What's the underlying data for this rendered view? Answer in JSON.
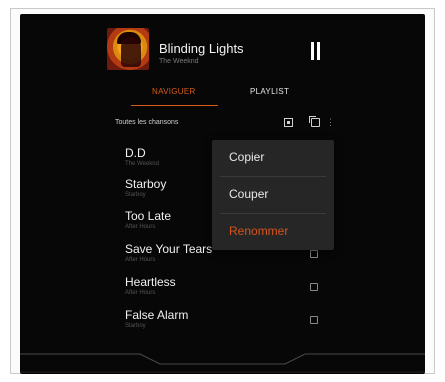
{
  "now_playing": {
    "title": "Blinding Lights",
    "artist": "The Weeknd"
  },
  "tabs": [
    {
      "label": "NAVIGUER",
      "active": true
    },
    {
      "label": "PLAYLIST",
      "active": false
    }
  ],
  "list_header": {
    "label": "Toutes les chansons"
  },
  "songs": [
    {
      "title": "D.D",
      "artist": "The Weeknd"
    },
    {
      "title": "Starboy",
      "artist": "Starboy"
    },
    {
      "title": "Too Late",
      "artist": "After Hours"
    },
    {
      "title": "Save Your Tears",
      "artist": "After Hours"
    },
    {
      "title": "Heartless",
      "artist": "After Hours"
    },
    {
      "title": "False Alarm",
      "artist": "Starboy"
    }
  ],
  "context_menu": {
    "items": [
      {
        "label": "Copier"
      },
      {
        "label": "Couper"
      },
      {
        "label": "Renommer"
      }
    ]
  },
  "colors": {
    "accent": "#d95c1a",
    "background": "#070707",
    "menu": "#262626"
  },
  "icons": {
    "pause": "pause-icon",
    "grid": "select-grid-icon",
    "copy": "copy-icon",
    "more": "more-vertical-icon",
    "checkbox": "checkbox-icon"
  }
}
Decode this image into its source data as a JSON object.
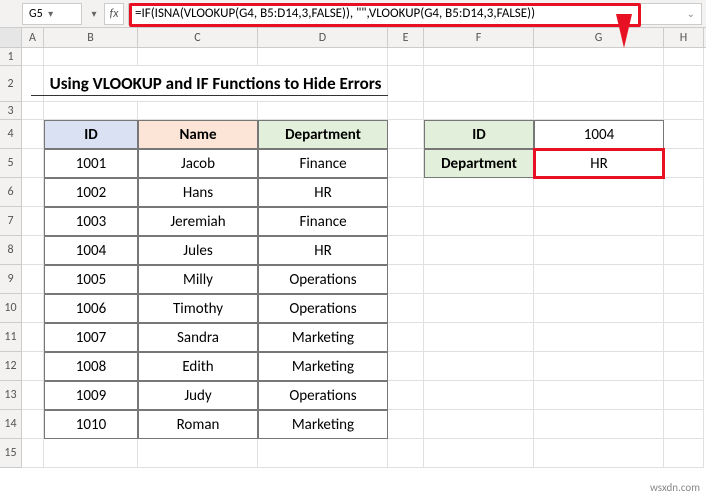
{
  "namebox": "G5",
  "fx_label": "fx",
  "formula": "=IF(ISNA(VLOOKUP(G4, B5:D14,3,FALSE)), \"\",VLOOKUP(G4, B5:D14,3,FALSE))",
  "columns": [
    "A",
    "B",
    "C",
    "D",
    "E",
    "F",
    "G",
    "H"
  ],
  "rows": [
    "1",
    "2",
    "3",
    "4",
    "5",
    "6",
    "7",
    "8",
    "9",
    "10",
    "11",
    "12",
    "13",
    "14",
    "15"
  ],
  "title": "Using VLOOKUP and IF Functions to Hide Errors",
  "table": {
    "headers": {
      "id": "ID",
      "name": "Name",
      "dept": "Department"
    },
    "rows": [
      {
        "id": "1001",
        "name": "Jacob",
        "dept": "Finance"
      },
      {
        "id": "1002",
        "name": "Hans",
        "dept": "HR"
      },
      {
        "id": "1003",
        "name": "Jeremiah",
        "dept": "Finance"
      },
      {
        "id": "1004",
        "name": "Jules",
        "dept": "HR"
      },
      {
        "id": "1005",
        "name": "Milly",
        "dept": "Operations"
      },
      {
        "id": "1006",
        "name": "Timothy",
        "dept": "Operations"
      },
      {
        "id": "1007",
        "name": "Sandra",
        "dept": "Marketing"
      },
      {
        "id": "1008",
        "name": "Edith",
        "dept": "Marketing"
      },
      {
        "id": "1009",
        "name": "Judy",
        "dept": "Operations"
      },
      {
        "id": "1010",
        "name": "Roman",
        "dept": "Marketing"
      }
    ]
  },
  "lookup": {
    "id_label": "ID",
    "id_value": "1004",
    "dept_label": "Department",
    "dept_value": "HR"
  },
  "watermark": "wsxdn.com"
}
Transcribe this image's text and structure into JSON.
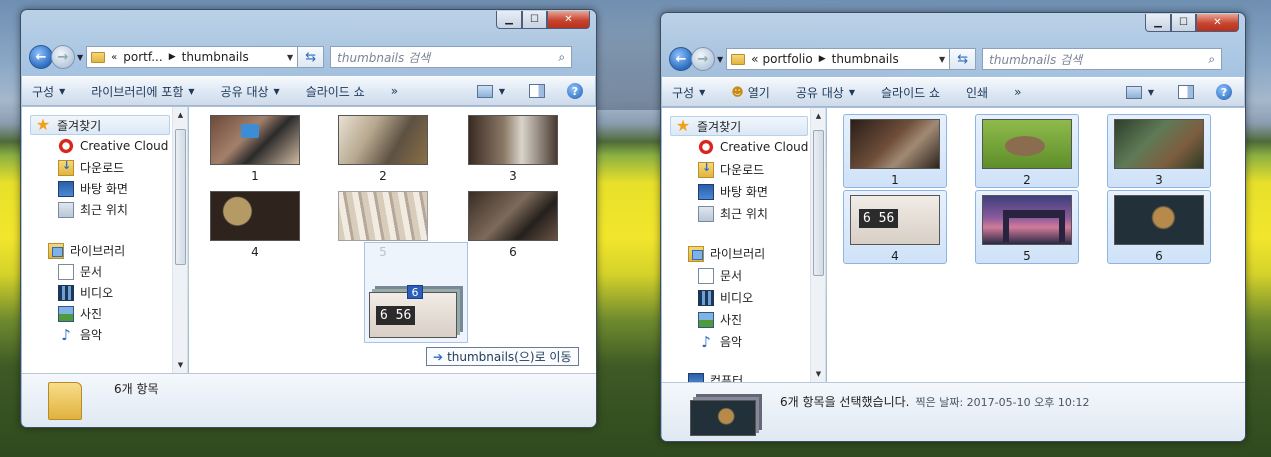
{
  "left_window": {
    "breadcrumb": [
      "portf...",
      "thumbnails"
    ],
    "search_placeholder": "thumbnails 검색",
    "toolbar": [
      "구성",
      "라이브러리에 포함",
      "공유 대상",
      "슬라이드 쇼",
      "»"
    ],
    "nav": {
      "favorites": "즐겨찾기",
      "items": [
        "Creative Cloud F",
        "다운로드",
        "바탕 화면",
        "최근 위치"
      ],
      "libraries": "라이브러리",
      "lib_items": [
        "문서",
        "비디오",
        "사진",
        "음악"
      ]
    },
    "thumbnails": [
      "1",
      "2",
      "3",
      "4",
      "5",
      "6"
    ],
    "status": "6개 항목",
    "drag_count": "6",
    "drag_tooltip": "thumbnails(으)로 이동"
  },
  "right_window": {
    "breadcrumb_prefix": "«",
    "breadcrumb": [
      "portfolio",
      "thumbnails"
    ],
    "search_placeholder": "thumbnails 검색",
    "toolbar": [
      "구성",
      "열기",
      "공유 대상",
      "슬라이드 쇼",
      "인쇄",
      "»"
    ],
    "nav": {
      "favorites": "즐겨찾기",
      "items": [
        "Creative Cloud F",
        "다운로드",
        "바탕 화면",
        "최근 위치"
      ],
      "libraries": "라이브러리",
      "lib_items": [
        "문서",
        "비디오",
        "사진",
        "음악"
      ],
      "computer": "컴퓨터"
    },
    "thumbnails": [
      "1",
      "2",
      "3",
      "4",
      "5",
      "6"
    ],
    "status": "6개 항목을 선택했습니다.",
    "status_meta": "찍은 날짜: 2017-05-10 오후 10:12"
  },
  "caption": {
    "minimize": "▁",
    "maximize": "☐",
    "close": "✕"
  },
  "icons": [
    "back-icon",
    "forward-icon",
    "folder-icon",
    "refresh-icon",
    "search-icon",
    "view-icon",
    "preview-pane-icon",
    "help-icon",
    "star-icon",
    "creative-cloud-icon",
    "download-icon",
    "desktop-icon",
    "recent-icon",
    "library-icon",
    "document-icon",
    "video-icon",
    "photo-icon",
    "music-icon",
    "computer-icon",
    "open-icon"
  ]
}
■ ■ ■ ■ ■
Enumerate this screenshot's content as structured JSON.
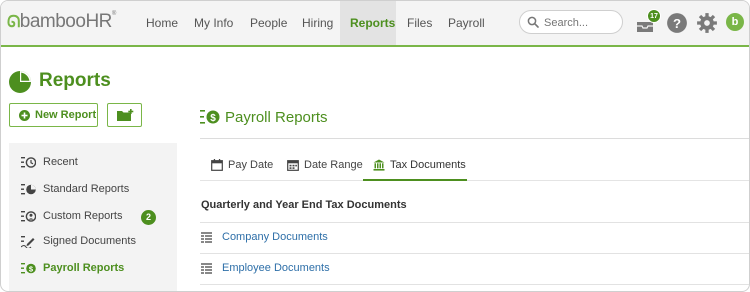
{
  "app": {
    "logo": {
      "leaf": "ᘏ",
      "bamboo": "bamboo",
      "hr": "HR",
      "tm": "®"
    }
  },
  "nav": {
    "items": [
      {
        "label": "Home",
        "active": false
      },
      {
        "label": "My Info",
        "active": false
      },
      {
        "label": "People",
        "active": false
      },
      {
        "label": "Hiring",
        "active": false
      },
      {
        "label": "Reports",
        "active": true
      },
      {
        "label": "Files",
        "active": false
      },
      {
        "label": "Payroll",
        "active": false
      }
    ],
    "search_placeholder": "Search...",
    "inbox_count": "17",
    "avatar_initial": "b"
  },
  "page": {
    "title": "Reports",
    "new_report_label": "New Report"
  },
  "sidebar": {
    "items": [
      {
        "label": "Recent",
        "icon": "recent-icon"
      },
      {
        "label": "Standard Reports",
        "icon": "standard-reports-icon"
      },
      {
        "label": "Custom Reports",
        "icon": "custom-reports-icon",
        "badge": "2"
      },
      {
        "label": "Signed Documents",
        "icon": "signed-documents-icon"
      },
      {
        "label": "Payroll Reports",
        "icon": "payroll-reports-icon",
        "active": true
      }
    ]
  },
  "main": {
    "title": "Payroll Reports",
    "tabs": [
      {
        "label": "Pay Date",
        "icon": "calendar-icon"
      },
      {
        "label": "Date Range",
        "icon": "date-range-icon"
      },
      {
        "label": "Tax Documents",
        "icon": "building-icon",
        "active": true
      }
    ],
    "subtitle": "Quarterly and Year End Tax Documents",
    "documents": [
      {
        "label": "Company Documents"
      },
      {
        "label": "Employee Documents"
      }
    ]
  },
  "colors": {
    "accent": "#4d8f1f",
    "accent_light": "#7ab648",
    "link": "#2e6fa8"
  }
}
■ ■ ■ ■ ■
GIVEN TASK: Using the records above, list each line that includes "data".

ANSWER TO THE EXERCISE:
What's the underlying data for this rendered view? Answer in JSON.
Decode this image into its source data as a JSON object.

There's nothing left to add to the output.